(Stored data entries)
# # #

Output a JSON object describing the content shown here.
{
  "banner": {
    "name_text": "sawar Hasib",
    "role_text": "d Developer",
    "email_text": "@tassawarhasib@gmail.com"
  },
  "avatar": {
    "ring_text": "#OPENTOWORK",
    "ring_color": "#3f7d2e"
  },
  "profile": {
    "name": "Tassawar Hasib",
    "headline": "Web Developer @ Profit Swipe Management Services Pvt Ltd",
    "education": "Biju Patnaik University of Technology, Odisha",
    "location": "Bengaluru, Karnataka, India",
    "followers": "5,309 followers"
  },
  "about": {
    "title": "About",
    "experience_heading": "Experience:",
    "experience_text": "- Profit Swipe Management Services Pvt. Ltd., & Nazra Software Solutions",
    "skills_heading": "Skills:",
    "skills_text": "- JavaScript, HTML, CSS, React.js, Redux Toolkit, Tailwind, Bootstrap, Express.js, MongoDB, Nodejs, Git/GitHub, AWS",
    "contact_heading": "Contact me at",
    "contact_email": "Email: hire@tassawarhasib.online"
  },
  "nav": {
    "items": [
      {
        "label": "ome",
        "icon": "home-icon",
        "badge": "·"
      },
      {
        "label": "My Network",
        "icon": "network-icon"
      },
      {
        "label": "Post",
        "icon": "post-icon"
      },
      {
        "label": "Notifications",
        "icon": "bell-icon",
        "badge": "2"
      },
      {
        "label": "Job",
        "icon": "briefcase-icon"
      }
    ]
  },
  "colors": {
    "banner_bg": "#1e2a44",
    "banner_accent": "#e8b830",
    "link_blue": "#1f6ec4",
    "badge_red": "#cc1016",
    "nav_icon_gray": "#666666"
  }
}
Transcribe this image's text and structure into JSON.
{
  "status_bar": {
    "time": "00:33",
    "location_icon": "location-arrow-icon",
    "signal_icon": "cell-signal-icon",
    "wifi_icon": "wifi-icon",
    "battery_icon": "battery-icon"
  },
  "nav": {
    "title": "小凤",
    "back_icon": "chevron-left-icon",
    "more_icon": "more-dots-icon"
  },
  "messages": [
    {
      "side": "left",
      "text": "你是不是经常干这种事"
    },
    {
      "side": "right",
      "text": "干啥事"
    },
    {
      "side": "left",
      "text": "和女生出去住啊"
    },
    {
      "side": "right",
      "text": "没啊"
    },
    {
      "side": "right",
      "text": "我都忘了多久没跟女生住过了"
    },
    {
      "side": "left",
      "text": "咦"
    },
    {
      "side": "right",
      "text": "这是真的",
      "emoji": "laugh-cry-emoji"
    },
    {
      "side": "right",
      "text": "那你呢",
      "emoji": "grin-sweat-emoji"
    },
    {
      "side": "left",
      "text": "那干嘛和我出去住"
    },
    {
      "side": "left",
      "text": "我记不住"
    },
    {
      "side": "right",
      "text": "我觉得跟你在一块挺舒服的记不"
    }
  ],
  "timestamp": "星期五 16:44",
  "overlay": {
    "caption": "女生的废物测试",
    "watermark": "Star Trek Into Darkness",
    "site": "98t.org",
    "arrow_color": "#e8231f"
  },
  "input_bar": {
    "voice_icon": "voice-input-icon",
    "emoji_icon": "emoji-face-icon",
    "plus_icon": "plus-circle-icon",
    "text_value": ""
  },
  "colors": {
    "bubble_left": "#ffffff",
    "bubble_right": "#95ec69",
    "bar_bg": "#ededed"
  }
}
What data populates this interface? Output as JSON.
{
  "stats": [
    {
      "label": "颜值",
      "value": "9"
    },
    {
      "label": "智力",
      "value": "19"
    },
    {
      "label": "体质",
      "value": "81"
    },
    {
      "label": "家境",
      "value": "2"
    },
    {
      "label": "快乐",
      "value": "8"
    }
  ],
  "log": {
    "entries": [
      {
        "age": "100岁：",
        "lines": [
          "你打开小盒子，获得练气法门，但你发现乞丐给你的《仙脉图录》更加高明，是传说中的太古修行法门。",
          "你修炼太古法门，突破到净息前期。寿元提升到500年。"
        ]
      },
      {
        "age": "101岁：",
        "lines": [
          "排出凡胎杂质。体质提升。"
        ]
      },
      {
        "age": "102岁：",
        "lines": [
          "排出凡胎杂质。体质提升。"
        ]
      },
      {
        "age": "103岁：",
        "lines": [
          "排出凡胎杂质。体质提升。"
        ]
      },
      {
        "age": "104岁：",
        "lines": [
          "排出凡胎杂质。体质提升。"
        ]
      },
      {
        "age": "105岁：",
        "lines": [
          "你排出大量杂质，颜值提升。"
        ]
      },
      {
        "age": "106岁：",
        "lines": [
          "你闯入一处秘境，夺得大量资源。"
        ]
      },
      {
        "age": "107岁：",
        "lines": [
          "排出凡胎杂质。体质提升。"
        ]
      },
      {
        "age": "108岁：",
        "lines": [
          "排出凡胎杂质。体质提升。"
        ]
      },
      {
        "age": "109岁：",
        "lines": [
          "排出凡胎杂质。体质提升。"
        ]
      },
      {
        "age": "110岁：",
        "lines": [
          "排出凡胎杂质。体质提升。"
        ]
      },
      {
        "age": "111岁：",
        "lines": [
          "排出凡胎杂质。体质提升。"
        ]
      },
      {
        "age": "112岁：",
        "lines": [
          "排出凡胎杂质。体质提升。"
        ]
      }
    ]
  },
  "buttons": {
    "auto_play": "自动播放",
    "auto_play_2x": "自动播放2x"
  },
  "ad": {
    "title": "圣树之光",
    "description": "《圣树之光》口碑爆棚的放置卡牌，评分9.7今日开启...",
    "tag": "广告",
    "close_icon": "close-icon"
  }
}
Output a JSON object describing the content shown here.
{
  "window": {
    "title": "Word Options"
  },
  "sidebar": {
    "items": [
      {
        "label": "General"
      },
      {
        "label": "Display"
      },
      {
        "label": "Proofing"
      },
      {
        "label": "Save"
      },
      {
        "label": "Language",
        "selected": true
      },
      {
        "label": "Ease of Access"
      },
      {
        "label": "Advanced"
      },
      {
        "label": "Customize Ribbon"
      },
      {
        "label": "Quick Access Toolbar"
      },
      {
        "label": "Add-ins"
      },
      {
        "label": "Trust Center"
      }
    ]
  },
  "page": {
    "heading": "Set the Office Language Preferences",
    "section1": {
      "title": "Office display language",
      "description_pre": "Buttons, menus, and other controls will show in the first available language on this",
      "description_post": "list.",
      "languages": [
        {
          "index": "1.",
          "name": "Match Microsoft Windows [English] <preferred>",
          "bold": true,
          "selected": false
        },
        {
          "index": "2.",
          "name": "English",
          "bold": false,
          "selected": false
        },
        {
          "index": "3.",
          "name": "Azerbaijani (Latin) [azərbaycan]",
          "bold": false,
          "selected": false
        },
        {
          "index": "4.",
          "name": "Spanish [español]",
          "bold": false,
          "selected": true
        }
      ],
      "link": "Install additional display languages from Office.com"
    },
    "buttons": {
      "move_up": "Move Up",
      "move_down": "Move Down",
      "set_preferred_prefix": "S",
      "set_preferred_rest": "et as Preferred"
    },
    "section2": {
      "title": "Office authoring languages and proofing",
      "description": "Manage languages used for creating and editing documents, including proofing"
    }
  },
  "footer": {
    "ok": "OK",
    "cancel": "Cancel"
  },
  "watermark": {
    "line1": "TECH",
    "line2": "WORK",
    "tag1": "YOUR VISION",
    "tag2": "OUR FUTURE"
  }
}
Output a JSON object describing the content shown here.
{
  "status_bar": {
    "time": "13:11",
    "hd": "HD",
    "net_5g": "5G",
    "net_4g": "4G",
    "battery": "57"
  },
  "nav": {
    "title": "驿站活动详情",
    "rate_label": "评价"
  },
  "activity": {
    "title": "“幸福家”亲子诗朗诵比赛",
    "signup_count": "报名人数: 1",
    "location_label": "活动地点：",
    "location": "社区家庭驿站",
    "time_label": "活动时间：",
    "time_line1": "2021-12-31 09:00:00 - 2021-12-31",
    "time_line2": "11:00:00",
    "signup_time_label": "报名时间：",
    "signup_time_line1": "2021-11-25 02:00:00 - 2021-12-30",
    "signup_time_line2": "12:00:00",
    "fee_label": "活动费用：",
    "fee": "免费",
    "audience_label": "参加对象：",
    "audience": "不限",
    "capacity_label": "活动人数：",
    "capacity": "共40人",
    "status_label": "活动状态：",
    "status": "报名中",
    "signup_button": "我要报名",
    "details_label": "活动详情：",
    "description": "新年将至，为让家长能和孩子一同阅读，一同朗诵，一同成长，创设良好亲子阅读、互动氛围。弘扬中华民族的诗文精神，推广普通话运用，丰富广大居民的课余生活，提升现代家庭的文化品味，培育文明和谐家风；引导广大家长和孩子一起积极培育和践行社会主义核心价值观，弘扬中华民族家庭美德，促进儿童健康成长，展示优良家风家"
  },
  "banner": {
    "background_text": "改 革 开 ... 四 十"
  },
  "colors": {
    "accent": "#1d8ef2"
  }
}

# # #

◆ WHAT NEEDS TO BE DONE: Write out every line of the data that holds the word "Office".

◆ SOLUTION TO THIS EXERCISE:
    "heading": "Set the Office Language Preferences",
      "title": "Office display language",
      "link": "Install additional display languages from Office.com"
      "title": "Office authoring languages and proofing",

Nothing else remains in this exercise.